- _EXERCISE INPUTS_
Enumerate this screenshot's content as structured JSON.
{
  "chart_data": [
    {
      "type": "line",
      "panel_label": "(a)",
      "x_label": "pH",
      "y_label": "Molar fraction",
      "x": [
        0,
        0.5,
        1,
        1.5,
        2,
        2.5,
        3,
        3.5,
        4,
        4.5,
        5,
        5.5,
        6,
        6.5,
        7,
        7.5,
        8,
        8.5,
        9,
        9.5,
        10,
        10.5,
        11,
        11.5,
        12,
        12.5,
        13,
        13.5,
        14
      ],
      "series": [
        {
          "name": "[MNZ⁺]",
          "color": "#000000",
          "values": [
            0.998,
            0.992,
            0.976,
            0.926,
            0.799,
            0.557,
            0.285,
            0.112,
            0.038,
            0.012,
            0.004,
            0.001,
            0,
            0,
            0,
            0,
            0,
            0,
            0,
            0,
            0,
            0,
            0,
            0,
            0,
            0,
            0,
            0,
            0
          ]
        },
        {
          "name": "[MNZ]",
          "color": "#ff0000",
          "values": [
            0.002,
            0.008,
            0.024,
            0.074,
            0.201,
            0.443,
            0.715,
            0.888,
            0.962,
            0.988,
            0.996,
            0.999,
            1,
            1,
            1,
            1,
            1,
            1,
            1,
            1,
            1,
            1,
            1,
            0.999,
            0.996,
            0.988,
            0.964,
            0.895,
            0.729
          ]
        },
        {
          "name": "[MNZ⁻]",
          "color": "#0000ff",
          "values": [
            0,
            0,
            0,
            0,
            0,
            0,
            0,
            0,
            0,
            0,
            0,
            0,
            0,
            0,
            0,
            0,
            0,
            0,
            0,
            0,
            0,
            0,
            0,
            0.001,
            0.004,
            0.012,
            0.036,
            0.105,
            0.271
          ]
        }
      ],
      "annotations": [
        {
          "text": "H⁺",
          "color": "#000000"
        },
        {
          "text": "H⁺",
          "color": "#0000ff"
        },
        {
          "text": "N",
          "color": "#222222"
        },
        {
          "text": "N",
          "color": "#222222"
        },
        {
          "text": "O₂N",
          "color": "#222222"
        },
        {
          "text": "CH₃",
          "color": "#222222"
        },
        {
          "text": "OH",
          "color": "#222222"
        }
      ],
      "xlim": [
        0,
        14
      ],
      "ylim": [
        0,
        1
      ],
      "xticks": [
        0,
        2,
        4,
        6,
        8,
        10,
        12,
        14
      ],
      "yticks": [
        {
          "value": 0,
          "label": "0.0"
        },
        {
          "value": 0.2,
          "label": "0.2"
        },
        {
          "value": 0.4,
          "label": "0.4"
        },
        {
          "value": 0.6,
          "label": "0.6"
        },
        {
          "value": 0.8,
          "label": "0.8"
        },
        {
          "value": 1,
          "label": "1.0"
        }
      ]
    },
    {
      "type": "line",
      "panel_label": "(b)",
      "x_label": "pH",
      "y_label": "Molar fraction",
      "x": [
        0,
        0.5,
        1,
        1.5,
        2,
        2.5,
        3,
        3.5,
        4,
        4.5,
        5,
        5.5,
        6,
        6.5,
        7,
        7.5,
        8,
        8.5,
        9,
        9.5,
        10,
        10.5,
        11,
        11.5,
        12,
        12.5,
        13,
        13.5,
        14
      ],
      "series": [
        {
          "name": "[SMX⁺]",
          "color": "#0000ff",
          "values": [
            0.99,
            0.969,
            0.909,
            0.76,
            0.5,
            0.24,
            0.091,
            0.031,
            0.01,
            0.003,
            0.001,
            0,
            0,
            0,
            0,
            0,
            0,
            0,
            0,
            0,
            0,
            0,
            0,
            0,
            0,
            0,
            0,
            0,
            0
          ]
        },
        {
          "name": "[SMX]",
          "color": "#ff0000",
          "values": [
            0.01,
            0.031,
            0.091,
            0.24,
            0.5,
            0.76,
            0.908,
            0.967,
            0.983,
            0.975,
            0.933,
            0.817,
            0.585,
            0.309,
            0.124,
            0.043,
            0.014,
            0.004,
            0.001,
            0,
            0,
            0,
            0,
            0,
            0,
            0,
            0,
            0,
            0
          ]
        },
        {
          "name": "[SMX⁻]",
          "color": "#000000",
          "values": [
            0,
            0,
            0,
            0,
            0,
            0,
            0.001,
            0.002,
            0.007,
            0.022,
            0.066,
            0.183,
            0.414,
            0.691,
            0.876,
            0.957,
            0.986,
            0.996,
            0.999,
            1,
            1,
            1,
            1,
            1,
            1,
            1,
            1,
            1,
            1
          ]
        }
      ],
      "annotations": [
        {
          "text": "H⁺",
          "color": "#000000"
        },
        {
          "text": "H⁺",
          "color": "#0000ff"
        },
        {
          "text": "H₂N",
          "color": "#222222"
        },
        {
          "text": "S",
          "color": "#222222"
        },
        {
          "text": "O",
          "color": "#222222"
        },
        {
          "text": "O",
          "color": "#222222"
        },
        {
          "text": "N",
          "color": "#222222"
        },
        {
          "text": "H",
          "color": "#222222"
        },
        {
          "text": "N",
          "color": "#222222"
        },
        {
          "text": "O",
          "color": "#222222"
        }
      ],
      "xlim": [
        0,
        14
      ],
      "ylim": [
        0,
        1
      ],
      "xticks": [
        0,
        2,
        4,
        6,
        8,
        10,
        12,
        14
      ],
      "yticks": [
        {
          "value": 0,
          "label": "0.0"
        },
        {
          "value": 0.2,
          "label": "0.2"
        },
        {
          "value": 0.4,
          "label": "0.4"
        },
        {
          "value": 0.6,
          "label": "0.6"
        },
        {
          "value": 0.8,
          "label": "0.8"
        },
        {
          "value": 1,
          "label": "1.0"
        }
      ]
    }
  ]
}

- _SET PROBLEM_
Print every record above exactly as written.

- _SOLVED PROBLEM_
Enumerate this screenshot's content as structured JSON.
{
  "chart_data": [
    {
      "type": "line",
      "panel_label": "(a)",
      "x_label": "pH",
      "y_label": "Molar fraction",
      "x": [
        0,
        0.5,
        1,
        1.5,
        2,
        2.5,
        3,
        3.5,
        4,
        4.5,
        5,
        5.5,
        6,
        6.5,
        7,
        7.5,
        8,
        8.5,
        9,
        9.5,
        10,
        10.5,
        11,
        11.5,
        12,
        12.5,
        13,
        13.5,
        14
      ],
      "series": [
        {
          "name": "[MNZ⁺]",
          "color": "#000000",
          "values": [
            0.998,
            0.992,
            0.976,
            0.926,
            0.799,
            0.557,
            0.285,
            0.112,
            0.038,
            0.012,
            0.004,
            0.001,
            0,
            0,
            0,
            0,
            0,
            0,
            0,
            0,
            0,
            0,
            0,
            0,
            0,
            0,
            0,
            0,
            0
          ]
        },
        {
          "name": "[MNZ]",
          "color": "#ff0000",
          "values": [
            0.002,
            0.008,
            0.024,
            0.074,
            0.201,
            0.443,
            0.715,
            0.888,
            0.962,
            0.988,
            0.996,
            0.999,
            1,
            1,
            1,
            1,
            1,
            1,
            1,
            1,
            1,
            1,
            1,
            0.999,
            0.996,
            0.988,
            0.964,
            0.895,
            0.729
          ]
        },
        {
          "name": "[MNZ⁻]",
          "color": "#0000ff",
          "values": [
            0,
            0,
            0,
            0,
            0,
            0,
            0,
            0,
            0,
            0,
            0,
            0,
            0,
            0,
            0,
            0,
            0,
            0,
            0,
            0,
            0,
            0,
            0,
            0.001,
            0.004,
            0.012,
            0.036,
            0.105,
            0.271
          ]
        }
      ],
      "annotations": [
        {
          "text": "H⁺",
          "color": "#000000"
        },
        {
          "text": "H⁺",
          "color": "#0000ff"
        },
        {
          "text": "N",
          "color": "#222222"
        },
        {
          "text": "N",
          "color": "#222222"
        },
        {
          "text": "O₂N",
          "color": "#222222"
        },
        {
          "text": "CH₃",
          "color": "#222222"
        },
        {
          "text": "OH",
          "color": "#222222"
        }
      ],
      "xlim": [
        0,
        14
      ],
      "ylim": [
        0,
        1
      ],
      "xticks": [
        0,
        2,
        4,
        6,
        8,
        10,
        12,
        14
      ],
      "yticks": [
        {
          "value": 0,
          "label": "0.0"
        },
        {
          "value": 0.2,
          "label": "0.2"
        },
        {
          "value": 0.4,
          "label": "0.4"
        },
        {
          "value": 0.6,
          "label": "0.6"
        },
        {
          "value": 0.8,
          "label": "0.8"
        },
        {
          "value": 1,
          "label": "1.0"
        }
      ]
    },
    {
      "type": "line",
      "panel_label": "(b)",
      "x_label": "pH",
      "y_label": "Molar fraction",
      "x": [
        0,
        0.5,
        1,
        1.5,
        2,
        2.5,
        3,
        3.5,
        4,
        4.5,
        5,
        5.5,
        6,
        6.5,
        7,
        7.5,
        8,
        8.5,
        9,
        9.5,
        10,
        10.5,
        11,
        11.5,
        12,
        12.5,
        13,
        13.5,
        14
      ],
      "series": [
        {
          "name": "[SMX⁺]",
          "color": "#0000ff",
          "values": [
            0.99,
            0.969,
            0.909,
            0.76,
            0.5,
            0.24,
            0.091,
            0.031,
            0.01,
            0.003,
            0.001,
            0,
            0,
            0,
            0,
            0,
            0,
            0,
            0,
            0,
            0,
            0,
            0,
            0,
            0,
            0,
            0,
            0,
            0
          ]
        },
        {
          "name": "[SMX]",
          "color": "#ff0000",
          "values": [
            0.01,
            0.031,
            0.091,
            0.24,
            0.5,
            0.76,
            0.908,
            0.967,
            0.983,
            0.975,
            0.933,
            0.817,
            0.585,
            0.309,
            0.124,
            0.043,
            0.014,
            0.004,
            0.001,
            0,
            0,
            0,
            0,
            0,
            0,
            0,
            0,
            0,
            0
          ]
        },
        {
          "name": "[SMX⁻]",
          "color": "#000000",
          "values": [
            0,
            0,
            0,
            0,
            0,
            0,
            0.001,
            0.002,
            0.007,
            0.022,
            0.066,
            0.183,
            0.414,
            0.691,
            0.876,
            0.957,
            0.986,
            0.996,
            0.999,
            1,
            1,
            1,
            1,
            1,
            1,
            1,
            1,
            1,
            1
          ]
        }
      ],
      "annotations": [
        {
          "text": "H⁺",
          "color": "#000000"
        },
        {
          "text": "H⁺",
          "color": "#0000ff"
        },
        {
          "text": "H₂N",
          "color": "#222222"
        },
        {
          "text": "S",
          "color": "#222222"
        },
        {
          "text": "O",
          "color": "#222222"
        },
        {
          "text": "O",
          "color": "#222222"
        },
        {
          "text": "N",
          "color": "#222222"
        },
        {
          "text": "H",
          "color": "#222222"
        },
        {
          "text": "N",
          "color": "#222222"
        },
        {
          "text": "O",
          "color": "#222222"
        }
      ],
      "xlim": [
        0,
        14
      ],
      "ylim": [
        0,
        1
      ],
      "xticks": [
        0,
        2,
        4,
        6,
        8,
        10,
        12,
        14
      ],
      "yticks": [
        {
          "value": 0,
          "label": "0.0"
        },
        {
          "value": 0.2,
          "label": "0.2"
        },
        {
          "value": 0.4,
          "label": "0.4"
        },
        {
          "value": 0.6,
          "label": "0.6"
        },
        {
          "value": 0.8,
          "label": "0.8"
        },
        {
          "value": 1,
          "label": "1.0"
        }
      ]
    }
  ]
}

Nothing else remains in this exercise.